* **Work required**
Output all of the data below exactly as given.

* **Records supplied**
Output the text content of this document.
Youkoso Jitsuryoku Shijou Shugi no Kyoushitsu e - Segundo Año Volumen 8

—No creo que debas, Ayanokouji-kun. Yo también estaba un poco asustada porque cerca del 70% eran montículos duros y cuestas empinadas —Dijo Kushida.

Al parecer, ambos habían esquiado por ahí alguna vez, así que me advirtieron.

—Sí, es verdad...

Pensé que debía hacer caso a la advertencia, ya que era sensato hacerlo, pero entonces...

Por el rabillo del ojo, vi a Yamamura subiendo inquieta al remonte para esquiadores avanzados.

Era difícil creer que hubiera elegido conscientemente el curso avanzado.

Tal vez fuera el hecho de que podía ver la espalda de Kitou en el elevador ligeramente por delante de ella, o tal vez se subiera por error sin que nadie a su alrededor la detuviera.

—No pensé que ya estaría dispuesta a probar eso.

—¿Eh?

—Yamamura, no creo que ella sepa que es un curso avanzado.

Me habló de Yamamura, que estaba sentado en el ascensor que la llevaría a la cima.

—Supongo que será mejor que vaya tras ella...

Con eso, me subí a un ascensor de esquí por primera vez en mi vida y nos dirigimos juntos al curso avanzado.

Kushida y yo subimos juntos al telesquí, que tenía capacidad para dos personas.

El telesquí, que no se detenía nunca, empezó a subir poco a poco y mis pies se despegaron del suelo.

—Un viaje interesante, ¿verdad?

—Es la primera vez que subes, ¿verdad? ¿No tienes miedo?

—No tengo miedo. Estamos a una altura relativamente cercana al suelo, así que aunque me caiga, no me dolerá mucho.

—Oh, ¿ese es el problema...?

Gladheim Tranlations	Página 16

* **Response below**
Output the text content of this document.
Youkoso Jitsuryoku Shijou Shugi no Kyoushitsu e - Segundo Año Volumen 8

—No creo que debas, Ayanokouji-kun. Yo también estaba un poco asustada porque cerca del 70% eran montículos duros y cuestas empinadas —Dijo Kushida.

Al parecer, ambos habían esquiado por ahí alguna vez, así que me advirtieron.

—Sí, es verdad...

Pensé que debía hacer caso a la advertencia, ya que era sensato hacerlo, pero entonces...

Por el rabillo del ojo, vi a Yamamura subiendo inquieta al remonte para esquiadores avanzados.

Era difícil creer que hubiera elegido conscientemente el curso avanzado.

Tal vez fuera el hecho de que podía ver la espalda de Kitou en el elevador ligeramente por delante de ella, o tal vez se subiera por error sin que nadie a su alrededor la detuviera.

—No pensé que ya estaría dispuesta a probar eso.

—¿Eh?

—Yamamura, no creo que ella sepa que es un curso avanzado.

Me habló de Yamamura, que estaba sentado en el ascensor que la llevaría a la cima.

—Supongo que será mejor que vaya tras ella...

Con eso, me subí a un ascensor de esquí por primera vez en mi vida y nos dirigimos juntos al curso avanzado.

Kushida y yo subimos juntos al telesquí, que tenía capacidad para dos personas.

El telesquí, que no se detenía nunca, empezó a subir poco a poco y mis pies se despegaron del suelo.

—Un viaje interesante, ¿verdad?

—Es la primera vez que subes, ¿verdad? ¿No tienes miedo?

—No tengo miedo. Estamos a una altura relativamente cercana al suelo, así que aunque me caiga, no me dolerá mucho.

—Oh, ¿ese es el problema...?

Gladheim Tranlations	Página 16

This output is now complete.